Reproduce the data below in full and exclude every picture.

━━━━━ Entries provided ━━━━━

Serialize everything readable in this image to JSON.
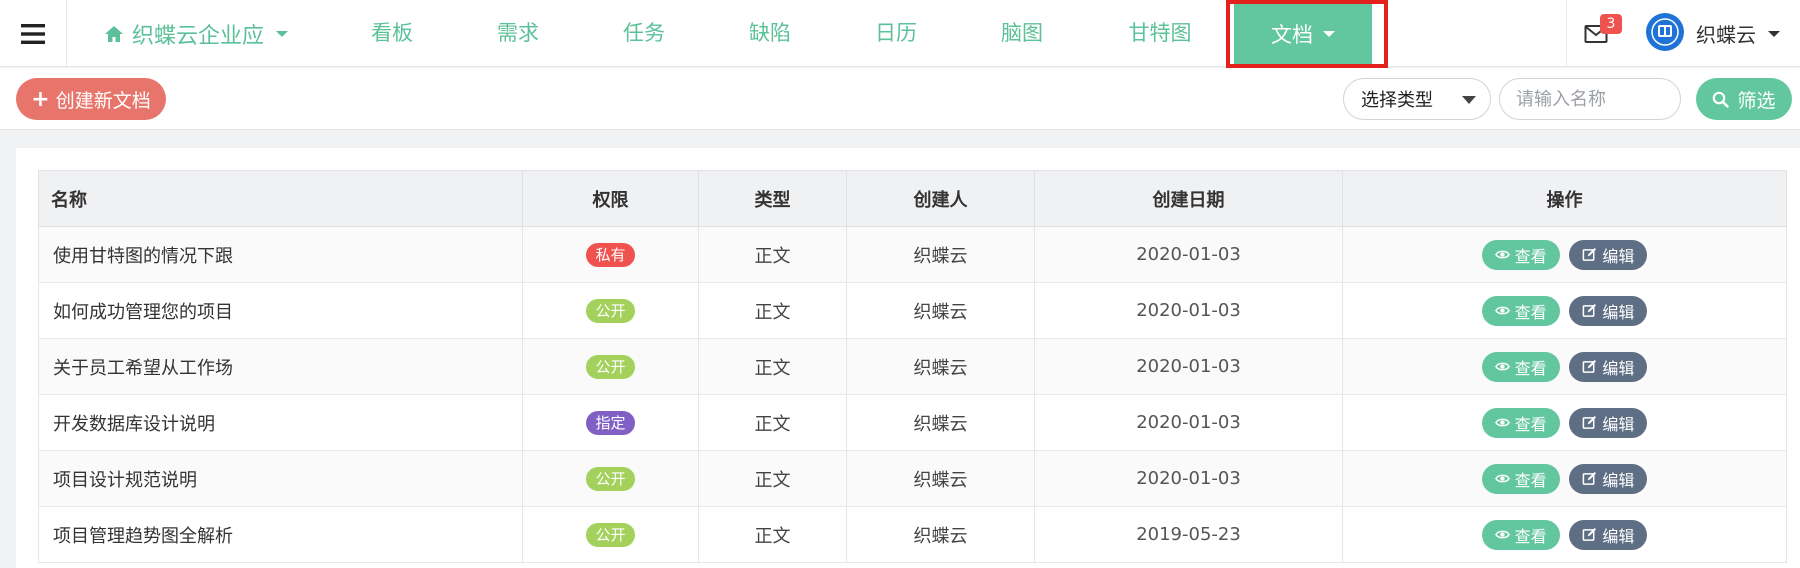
{
  "nav": {
    "brand_label": "织蝶云企业应",
    "items": [
      "看板",
      "需求",
      "任务",
      "缺陷",
      "日历",
      "脑图",
      "甘特图"
    ],
    "active_label": "文档",
    "mail_count": "3",
    "username": "织蝶云"
  },
  "toolbar": {
    "create_label": "创建新文档",
    "select_label": "选择类型",
    "search_placeholder": "请输入名称",
    "filter_label": "筛选"
  },
  "table": {
    "headers": [
      "名称",
      "权限",
      "类型",
      "创建人",
      "创建日期",
      "操作"
    ],
    "view_label": "查看",
    "edit_label": "编辑",
    "rows": [
      {
        "name": "使用甘特图的情况下跟",
        "perm": "私有",
        "perm_color": "#f0534f",
        "type": "正文",
        "creator": "织蝶云",
        "date": "2020-01-03"
      },
      {
        "name": "如何成功管理您的项目",
        "perm": "公开",
        "perm_color": "#a4d05c",
        "type": "正文",
        "creator": "织蝶云",
        "date": "2020-01-03"
      },
      {
        "name": "关于员工希望从工作场",
        "perm": "公开",
        "perm_color": "#a4d05c",
        "type": "正文",
        "creator": "织蝶云",
        "date": "2020-01-03"
      },
      {
        "name": "开发数据库设计说明",
        "perm": "指定",
        "perm_color": "#8060c4",
        "type": "正文",
        "creator": "织蝶云",
        "date": "2020-01-03"
      },
      {
        "name": "项目设计规范说明",
        "perm": "公开",
        "perm_color": "#a4d05c",
        "type": "正文",
        "creator": "织蝶云",
        "date": "2020-01-03"
      },
      {
        "name": "项目管理趋势图全解析",
        "perm": "公开",
        "perm_color": "#a4d05c",
        "type": "正文",
        "creator": "织蝶云",
        "date": "2019-05-23"
      }
    ]
  }
}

━━━━━

Exercise solution ::
Serialize everything readable in this image to JSON.
{
  "nav": {
    "brand_label": "织蝶云企业应",
    "items": [
      "看板",
      "需求",
      "任务",
      "缺陷",
      "日历",
      "脑图",
      "甘特图"
    ],
    "active_label": "文档",
    "mail_count": "3",
    "username": "织蝶云"
  },
  "toolbar": {
    "create_label": "创建新文档",
    "select_label": "选择类型",
    "search_placeholder": "请输入名称",
    "filter_label": "筛选"
  },
  "table": {
    "headers": [
      "名称",
      "权限",
      "类型",
      "创建人",
      "创建日期",
      "操作"
    ],
    "view_label": "查看",
    "edit_label": "编辑",
    "rows": [
      {
        "name": "使用甘特图的情况下跟",
        "perm": "私有",
        "perm_color": "#f0534f",
        "type": "正文",
        "creator": "织蝶云",
        "date": "2020-01-03"
      },
      {
        "name": "如何成功管理您的项目",
        "perm": "公开",
        "perm_color": "#a4d05c",
        "type": "正文",
        "creator": "织蝶云",
        "date": "2020-01-03"
      },
      {
        "name": "关于员工希望从工作场",
        "perm": "公开",
        "perm_color": "#a4d05c",
        "type": "正文",
        "creator": "织蝶云",
        "date": "2020-01-03"
      },
      {
        "name": "开发数据库设计说明",
        "perm": "指定",
        "perm_color": "#8060c4",
        "type": "正文",
        "creator": "织蝶云",
        "date": "2020-01-03"
      },
      {
        "name": "项目设计规范说明",
        "perm": "公开",
        "perm_color": "#a4d05c",
        "type": "正文",
        "creator": "织蝶云",
        "date": "2020-01-03"
      },
      {
        "name": "项目管理趋势图全解析",
        "perm": "公开",
        "perm_color": "#a4d05c",
        "type": "正文",
        "creator": "织蝶云",
        "date": "2019-05-23"
      }
    ]
  }
}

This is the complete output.